Task goal. Take the material below and write it all out again exactly.

Listing.

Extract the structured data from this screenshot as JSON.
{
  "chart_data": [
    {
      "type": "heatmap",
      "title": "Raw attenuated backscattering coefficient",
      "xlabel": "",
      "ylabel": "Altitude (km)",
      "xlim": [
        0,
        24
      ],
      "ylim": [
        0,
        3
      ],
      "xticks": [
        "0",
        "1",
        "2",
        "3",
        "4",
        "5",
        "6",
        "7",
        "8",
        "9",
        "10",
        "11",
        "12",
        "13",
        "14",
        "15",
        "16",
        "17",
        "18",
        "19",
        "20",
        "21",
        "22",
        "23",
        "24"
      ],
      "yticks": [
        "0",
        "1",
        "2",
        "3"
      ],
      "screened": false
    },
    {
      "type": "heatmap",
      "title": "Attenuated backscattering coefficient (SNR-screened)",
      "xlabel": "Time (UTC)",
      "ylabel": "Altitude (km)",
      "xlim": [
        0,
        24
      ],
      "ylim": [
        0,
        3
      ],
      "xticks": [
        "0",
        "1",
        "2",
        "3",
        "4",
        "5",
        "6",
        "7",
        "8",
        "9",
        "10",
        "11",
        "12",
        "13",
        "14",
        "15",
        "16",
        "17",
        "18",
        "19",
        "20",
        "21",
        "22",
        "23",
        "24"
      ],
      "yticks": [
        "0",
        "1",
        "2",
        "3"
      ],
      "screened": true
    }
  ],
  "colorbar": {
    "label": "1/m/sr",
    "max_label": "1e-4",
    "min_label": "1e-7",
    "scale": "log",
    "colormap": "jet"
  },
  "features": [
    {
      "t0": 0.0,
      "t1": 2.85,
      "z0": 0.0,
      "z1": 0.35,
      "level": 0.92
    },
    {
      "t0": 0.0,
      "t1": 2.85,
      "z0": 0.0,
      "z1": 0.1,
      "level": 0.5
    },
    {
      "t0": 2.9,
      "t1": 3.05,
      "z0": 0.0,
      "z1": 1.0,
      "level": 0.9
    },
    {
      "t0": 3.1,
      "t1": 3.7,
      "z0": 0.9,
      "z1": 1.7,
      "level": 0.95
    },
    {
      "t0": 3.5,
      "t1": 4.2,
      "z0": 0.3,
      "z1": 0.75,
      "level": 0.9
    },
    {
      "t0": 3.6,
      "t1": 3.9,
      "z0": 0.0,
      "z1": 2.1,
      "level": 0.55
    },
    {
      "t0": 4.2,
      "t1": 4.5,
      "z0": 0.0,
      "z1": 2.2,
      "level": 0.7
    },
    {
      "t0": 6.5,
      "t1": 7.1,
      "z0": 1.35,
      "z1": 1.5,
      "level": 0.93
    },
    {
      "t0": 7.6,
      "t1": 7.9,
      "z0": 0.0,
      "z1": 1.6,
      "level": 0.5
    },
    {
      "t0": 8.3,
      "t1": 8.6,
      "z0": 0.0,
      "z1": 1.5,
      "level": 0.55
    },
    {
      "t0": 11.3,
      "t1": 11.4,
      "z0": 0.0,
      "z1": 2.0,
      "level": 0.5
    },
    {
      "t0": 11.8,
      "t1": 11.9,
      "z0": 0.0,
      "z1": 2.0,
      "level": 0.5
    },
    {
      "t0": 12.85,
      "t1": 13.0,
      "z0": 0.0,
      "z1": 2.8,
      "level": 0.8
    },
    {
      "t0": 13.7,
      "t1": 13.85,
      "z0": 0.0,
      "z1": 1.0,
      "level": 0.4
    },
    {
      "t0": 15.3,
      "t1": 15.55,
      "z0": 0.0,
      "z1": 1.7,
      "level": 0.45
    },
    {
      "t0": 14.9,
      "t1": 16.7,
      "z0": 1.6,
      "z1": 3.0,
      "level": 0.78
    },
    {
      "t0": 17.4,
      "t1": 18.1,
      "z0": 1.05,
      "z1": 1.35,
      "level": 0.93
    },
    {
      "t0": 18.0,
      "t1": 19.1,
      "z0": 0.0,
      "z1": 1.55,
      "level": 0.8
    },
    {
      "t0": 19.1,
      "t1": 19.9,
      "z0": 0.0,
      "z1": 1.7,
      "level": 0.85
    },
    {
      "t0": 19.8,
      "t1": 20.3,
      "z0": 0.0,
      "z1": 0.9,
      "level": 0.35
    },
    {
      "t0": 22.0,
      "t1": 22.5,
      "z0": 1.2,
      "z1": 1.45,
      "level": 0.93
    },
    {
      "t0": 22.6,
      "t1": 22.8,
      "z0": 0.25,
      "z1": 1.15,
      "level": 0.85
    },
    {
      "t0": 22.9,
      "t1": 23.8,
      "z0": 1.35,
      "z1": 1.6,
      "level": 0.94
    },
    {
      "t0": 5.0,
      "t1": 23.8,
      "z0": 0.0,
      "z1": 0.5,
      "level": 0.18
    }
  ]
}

Task response.
Extract the structured data from this screenshot as JSON.
{
  "chart_data": [
    {
      "type": "heatmap",
      "title": "Raw attenuated backscattering coefficient",
      "xlabel": "",
      "ylabel": "Altitude (km)",
      "xlim": [
        0,
        24
      ],
      "ylim": [
        0,
        3
      ],
      "xticks": [
        "0",
        "1",
        "2",
        "3",
        "4",
        "5",
        "6",
        "7",
        "8",
        "9",
        "10",
        "11",
        "12",
        "13",
        "14",
        "15",
        "16",
        "17",
        "18",
        "19",
        "20",
        "21",
        "22",
        "23",
        "24"
      ],
      "yticks": [
        "0",
        "1",
        "2",
        "3"
      ],
      "screened": false
    },
    {
      "type": "heatmap",
      "title": "Attenuated backscattering coefficient (SNR-screened)",
      "xlabel": "Time (UTC)",
      "ylabel": "Altitude (km)",
      "xlim": [
        0,
        24
      ],
      "ylim": [
        0,
        3
      ],
      "xticks": [
        "0",
        "1",
        "2",
        "3",
        "4",
        "5",
        "6",
        "7",
        "8",
        "9",
        "10",
        "11",
        "12",
        "13",
        "14",
        "15",
        "16",
        "17",
        "18",
        "19",
        "20",
        "21",
        "22",
        "23",
        "24"
      ],
      "yticks": [
        "0",
        "1",
        "2",
        "3"
      ],
      "screened": true
    }
  ],
  "colorbar": {
    "label": "1/m/sr",
    "max_label": "1e-4",
    "min_label": "1e-7",
    "scale": "log",
    "colormap": "jet"
  },
  "features": [
    {
      "t0": 0.0,
      "t1": 2.85,
      "z0": 0.0,
      "z1": 0.35,
      "level": 0.92
    },
    {
      "t0": 0.0,
      "t1": 2.85,
      "z0": 0.0,
      "z1": 0.1,
      "level": 0.5
    },
    {
      "t0": 2.9,
      "t1": 3.05,
      "z0": 0.0,
      "z1": 1.0,
      "level": 0.9
    },
    {
      "t0": 3.1,
      "t1": 3.7,
      "z0": 0.9,
      "z1": 1.7,
      "level": 0.95
    },
    {
      "t0": 3.5,
      "t1": 4.2,
      "z0": 0.3,
      "z1": 0.75,
      "level": 0.9
    },
    {
      "t0": 3.6,
      "t1": 3.9,
      "z0": 0.0,
      "z1": 2.1,
      "level": 0.55
    },
    {
      "t0": 4.2,
      "t1": 4.5,
      "z0": 0.0,
      "z1": 2.2,
      "level": 0.7
    },
    {
      "t0": 6.5,
      "t1": 7.1,
      "z0": 1.35,
      "z1": 1.5,
      "level": 0.93
    },
    {
      "t0": 7.6,
      "t1": 7.9,
      "z0": 0.0,
      "z1": 1.6,
      "level": 0.5
    },
    {
      "t0": 8.3,
      "t1": 8.6,
      "z0": 0.0,
      "z1": 1.5,
      "level": 0.55
    },
    {
      "t0": 11.3,
      "t1": 11.4,
      "z0": 0.0,
      "z1": 2.0,
      "level": 0.5
    },
    {
      "t0": 11.8,
      "t1": 11.9,
      "z0": 0.0,
      "z1": 2.0,
      "level": 0.5
    },
    {
      "t0": 12.85,
      "t1": 13.0,
      "z0": 0.0,
      "z1": 2.8,
      "level": 0.8
    },
    {
      "t0": 13.7,
      "t1": 13.85,
      "z0": 0.0,
      "z1": 1.0,
      "level": 0.4
    },
    {
      "t0": 15.3,
      "t1": 15.55,
      "z0": 0.0,
      "z1": 1.7,
      "level": 0.45
    },
    {
      "t0": 14.9,
      "t1": 16.7,
      "z0": 1.6,
      "z1": 3.0,
      "level": 0.78
    },
    {
      "t0": 17.4,
      "t1": 18.1,
      "z0": 1.05,
      "z1": 1.35,
      "level": 0.93
    },
    {
      "t0": 18.0,
      "t1": 19.1,
      "z0": 0.0,
      "z1": 1.55,
      "level": 0.8
    },
    {
      "t0": 19.1,
      "t1": 19.9,
      "z0": 0.0,
      "z1": 1.7,
      "level": 0.85
    },
    {
      "t0": 19.8,
      "t1": 20.3,
      "z0": 0.0,
      "z1": 0.9,
      "level": 0.35
    },
    {
      "t0": 22.0,
      "t1": 22.5,
      "z0": 1.2,
      "z1": 1.45,
      "level": 0.93
    },
    {
      "t0": 22.6,
      "t1": 22.8,
      "z0": 0.25,
      "z1": 1.15,
      "level": 0.85
    },
    {
      "t0": 22.9,
      "t1": 23.8,
      "z0": 1.35,
      "z1": 1.6,
      "level": 0.94
    },
    {
      "t0": 5.0,
      "t1": 23.8,
      "z0": 0.0,
      "z1": 0.5,
      "level": 0.18
    }
  ]
}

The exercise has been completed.